Could every line of the data be printed exactly as it reads?

++++ Available data ++++

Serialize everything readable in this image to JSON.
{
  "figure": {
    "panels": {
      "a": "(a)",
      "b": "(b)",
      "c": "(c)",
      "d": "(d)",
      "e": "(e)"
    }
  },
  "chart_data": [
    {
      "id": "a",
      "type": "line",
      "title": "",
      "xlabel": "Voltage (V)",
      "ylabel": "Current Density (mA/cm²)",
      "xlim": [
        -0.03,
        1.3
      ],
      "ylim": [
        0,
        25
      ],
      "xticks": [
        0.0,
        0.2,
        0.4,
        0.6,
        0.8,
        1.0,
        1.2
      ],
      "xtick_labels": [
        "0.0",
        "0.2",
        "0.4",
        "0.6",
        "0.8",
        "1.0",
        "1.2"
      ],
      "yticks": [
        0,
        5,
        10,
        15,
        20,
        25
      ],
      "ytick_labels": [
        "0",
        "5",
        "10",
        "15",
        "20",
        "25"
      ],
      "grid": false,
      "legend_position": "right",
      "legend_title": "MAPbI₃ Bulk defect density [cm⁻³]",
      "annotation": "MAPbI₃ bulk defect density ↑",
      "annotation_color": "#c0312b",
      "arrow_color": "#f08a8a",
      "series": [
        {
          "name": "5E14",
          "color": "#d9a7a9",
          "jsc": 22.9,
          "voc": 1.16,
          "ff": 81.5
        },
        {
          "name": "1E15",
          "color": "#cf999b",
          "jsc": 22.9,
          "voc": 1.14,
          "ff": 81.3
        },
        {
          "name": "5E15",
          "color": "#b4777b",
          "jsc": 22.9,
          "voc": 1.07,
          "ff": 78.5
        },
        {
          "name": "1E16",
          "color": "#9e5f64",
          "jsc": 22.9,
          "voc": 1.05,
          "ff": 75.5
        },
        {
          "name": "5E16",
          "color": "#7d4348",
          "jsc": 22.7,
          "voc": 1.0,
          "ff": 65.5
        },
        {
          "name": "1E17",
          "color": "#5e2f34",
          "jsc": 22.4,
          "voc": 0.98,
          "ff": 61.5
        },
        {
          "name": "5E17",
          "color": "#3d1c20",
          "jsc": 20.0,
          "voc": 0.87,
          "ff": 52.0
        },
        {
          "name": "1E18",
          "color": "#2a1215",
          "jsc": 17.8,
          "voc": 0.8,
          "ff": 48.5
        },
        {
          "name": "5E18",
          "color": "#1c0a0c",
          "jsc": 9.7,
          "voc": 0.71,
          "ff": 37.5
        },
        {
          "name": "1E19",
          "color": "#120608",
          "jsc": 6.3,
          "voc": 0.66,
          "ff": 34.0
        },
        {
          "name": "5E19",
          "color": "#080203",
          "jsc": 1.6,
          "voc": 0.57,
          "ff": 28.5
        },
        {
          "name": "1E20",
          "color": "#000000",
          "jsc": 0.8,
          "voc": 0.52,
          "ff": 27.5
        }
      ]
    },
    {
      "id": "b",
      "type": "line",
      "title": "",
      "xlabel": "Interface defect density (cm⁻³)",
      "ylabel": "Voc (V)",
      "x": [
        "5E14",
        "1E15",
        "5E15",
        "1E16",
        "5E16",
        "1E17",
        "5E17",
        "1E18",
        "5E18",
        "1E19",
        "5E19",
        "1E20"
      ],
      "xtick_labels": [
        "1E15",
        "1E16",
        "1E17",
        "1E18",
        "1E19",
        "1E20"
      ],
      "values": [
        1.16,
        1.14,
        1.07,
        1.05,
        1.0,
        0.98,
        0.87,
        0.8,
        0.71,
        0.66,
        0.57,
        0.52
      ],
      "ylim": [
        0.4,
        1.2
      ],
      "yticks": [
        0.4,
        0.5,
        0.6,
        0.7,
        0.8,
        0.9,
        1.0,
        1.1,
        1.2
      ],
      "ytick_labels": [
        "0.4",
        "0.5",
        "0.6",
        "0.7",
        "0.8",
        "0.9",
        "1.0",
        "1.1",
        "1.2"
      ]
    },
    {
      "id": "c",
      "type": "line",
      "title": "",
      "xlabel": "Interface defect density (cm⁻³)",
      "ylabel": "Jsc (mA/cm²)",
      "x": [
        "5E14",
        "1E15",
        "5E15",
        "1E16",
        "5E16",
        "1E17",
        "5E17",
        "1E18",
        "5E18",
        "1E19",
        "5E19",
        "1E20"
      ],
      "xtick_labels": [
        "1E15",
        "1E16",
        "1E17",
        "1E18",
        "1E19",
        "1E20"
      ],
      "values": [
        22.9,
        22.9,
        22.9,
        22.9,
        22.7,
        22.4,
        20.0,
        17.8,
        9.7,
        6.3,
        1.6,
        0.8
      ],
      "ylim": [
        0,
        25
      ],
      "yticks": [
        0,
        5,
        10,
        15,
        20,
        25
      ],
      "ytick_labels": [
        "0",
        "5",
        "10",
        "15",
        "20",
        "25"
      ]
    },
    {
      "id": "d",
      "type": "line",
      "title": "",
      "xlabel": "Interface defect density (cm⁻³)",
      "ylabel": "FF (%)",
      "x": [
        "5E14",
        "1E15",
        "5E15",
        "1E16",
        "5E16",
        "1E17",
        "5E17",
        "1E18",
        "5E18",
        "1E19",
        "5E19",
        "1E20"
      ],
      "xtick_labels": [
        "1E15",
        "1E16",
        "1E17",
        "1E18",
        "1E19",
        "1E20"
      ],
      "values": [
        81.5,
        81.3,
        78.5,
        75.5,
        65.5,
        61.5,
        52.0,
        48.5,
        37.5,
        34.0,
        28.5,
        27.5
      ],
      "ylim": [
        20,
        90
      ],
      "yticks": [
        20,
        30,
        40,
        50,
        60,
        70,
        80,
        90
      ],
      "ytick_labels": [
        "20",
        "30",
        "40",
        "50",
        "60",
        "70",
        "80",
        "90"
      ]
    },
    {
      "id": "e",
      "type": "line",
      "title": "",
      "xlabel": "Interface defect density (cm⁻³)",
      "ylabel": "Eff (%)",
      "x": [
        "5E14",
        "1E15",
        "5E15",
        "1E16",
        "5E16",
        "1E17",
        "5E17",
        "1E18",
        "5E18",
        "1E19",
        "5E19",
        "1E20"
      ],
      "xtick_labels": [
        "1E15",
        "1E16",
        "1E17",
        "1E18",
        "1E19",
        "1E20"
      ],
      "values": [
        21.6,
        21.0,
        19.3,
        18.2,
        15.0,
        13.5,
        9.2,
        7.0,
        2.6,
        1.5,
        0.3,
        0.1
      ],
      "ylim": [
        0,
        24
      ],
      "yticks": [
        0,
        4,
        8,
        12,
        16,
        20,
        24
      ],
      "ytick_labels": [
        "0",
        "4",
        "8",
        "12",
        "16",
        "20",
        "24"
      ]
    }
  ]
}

++++

Response below:
Serialize everything readable in this image to JSON.
{
  "figure": {
    "panels": {
      "a": "(a)",
      "b": "(b)",
      "c": "(c)",
      "d": "(d)",
      "e": "(e)"
    }
  },
  "chart_data": [
    {
      "id": "a",
      "type": "line",
      "title": "",
      "xlabel": "Voltage (V)",
      "ylabel": "Current Density (mA/cm²)",
      "xlim": [
        -0.03,
        1.3
      ],
      "ylim": [
        0,
        25
      ],
      "xticks": [
        0.0,
        0.2,
        0.4,
        0.6,
        0.8,
        1.0,
        1.2
      ],
      "xtick_labels": [
        "0.0",
        "0.2",
        "0.4",
        "0.6",
        "0.8",
        "1.0",
        "1.2"
      ],
      "yticks": [
        0,
        5,
        10,
        15,
        20,
        25
      ],
      "ytick_labels": [
        "0",
        "5",
        "10",
        "15",
        "20",
        "25"
      ],
      "grid": false,
      "legend_position": "right",
      "legend_title": "MAPbI₃ Bulk defect density [cm⁻³]",
      "annotation": "MAPbI₃ bulk defect density ↑",
      "annotation_color": "#c0312b",
      "arrow_color": "#f08a8a",
      "series": [
        {
          "name": "5E14",
          "color": "#d9a7a9",
          "jsc": 22.9,
          "voc": 1.16,
          "ff": 81.5
        },
        {
          "name": "1E15",
          "color": "#cf999b",
          "jsc": 22.9,
          "voc": 1.14,
          "ff": 81.3
        },
        {
          "name": "5E15",
          "color": "#b4777b",
          "jsc": 22.9,
          "voc": 1.07,
          "ff": 78.5
        },
        {
          "name": "1E16",
          "color": "#9e5f64",
          "jsc": 22.9,
          "voc": 1.05,
          "ff": 75.5
        },
        {
          "name": "5E16",
          "color": "#7d4348",
          "jsc": 22.7,
          "voc": 1.0,
          "ff": 65.5
        },
        {
          "name": "1E17",
          "color": "#5e2f34",
          "jsc": 22.4,
          "voc": 0.98,
          "ff": 61.5
        },
        {
          "name": "5E17",
          "color": "#3d1c20",
          "jsc": 20.0,
          "voc": 0.87,
          "ff": 52.0
        },
        {
          "name": "1E18",
          "color": "#2a1215",
          "jsc": 17.8,
          "voc": 0.8,
          "ff": 48.5
        },
        {
          "name": "5E18",
          "color": "#1c0a0c",
          "jsc": 9.7,
          "voc": 0.71,
          "ff": 37.5
        },
        {
          "name": "1E19",
          "color": "#120608",
          "jsc": 6.3,
          "voc": 0.66,
          "ff": 34.0
        },
        {
          "name": "5E19",
          "color": "#080203",
          "jsc": 1.6,
          "voc": 0.57,
          "ff": 28.5
        },
        {
          "name": "1E20",
          "color": "#000000",
          "jsc": 0.8,
          "voc": 0.52,
          "ff": 27.5
        }
      ]
    },
    {
      "id": "b",
      "type": "line",
      "title": "",
      "xlabel": "Interface defect density (cm⁻³)",
      "ylabel": "Voc (V)",
      "x": [
        "5E14",
        "1E15",
        "5E15",
        "1E16",
        "5E16",
        "1E17",
        "5E17",
        "1E18",
        "5E18",
        "1E19",
        "5E19",
        "1E20"
      ],
      "xtick_labels": [
        "1E15",
        "1E16",
        "1E17",
        "1E18",
        "1E19",
        "1E20"
      ],
      "values": [
        1.16,
        1.14,
        1.07,
        1.05,
        1.0,
        0.98,
        0.87,
        0.8,
        0.71,
        0.66,
        0.57,
        0.52
      ],
      "ylim": [
        0.4,
        1.2
      ],
      "yticks": [
        0.4,
        0.5,
        0.6,
        0.7,
        0.8,
        0.9,
        1.0,
        1.1,
        1.2
      ],
      "ytick_labels": [
        "0.4",
        "0.5",
        "0.6",
        "0.7",
        "0.8",
        "0.9",
        "1.0",
        "1.1",
        "1.2"
      ]
    },
    {
      "id": "c",
      "type": "line",
      "title": "",
      "xlabel": "Interface defect density (cm⁻³)",
      "ylabel": "Jsc (mA/cm²)",
      "x": [
        "5E14",
        "1E15",
        "5E15",
        "1E16",
        "5E16",
        "1E17",
        "5E17",
        "1E18",
        "5E18",
        "1E19",
        "5E19",
        "1E20"
      ],
      "xtick_labels": [
        "1E15",
        "1E16",
        "1E17",
        "1E18",
        "1E19",
        "1E20"
      ],
      "values": [
        22.9,
        22.9,
        22.9,
        22.9,
        22.7,
        22.4,
        20.0,
        17.8,
        9.7,
        6.3,
        1.6,
        0.8
      ],
      "ylim": [
        0,
        25
      ],
      "yticks": [
        0,
        5,
        10,
        15,
        20,
        25
      ],
      "ytick_labels": [
        "0",
        "5",
        "10",
        "15",
        "20",
        "25"
      ]
    },
    {
      "id": "d",
      "type": "line",
      "title": "",
      "xlabel": "Interface defect density (cm⁻³)",
      "ylabel": "FF (%)",
      "x": [
        "5E14",
        "1E15",
        "5E15",
        "1E16",
        "5E16",
        "1E17",
        "5E17",
        "1E18",
        "5E18",
        "1E19",
        "5E19",
        "1E20"
      ],
      "xtick_labels": [
        "1E15",
        "1E16",
        "1E17",
        "1E18",
        "1E19",
        "1E20"
      ],
      "values": [
        81.5,
        81.3,
        78.5,
        75.5,
        65.5,
        61.5,
        52.0,
        48.5,
        37.5,
        34.0,
        28.5,
        27.5
      ],
      "ylim": [
        20,
        90
      ],
      "yticks": [
        20,
        30,
        40,
        50,
        60,
        70,
        80,
        90
      ],
      "ytick_labels": [
        "20",
        "30",
        "40",
        "50",
        "60",
        "70",
        "80",
        "90"
      ]
    },
    {
      "id": "e",
      "type": "line",
      "title": "",
      "xlabel": "Interface defect density (cm⁻³)",
      "ylabel": "Eff (%)",
      "x": [
        "5E14",
        "1E15",
        "5E15",
        "1E16",
        "5E16",
        "1E17",
        "5E17",
        "1E18",
        "5E18",
        "1E19",
        "5E19",
        "1E20"
      ],
      "xtick_labels": [
        "1E15",
        "1E16",
        "1E17",
        "1E18",
        "1E19",
        "1E20"
      ],
      "values": [
        21.6,
        21.0,
        19.3,
        18.2,
        15.0,
        13.5,
        9.2,
        7.0,
        2.6,
        1.5,
        0.3,
        0.1
      ],
      "ylim": [
        0,
        24
      ],
      "yticks": [
        0,
        4,
        8,
        12,
        16,
        20,
        24
      ],
      "ytick_labels": [
        "0",
        "4",
        "8",
        "12",
        "16",
        "20",
        "24"
      ]
    }
  ]
}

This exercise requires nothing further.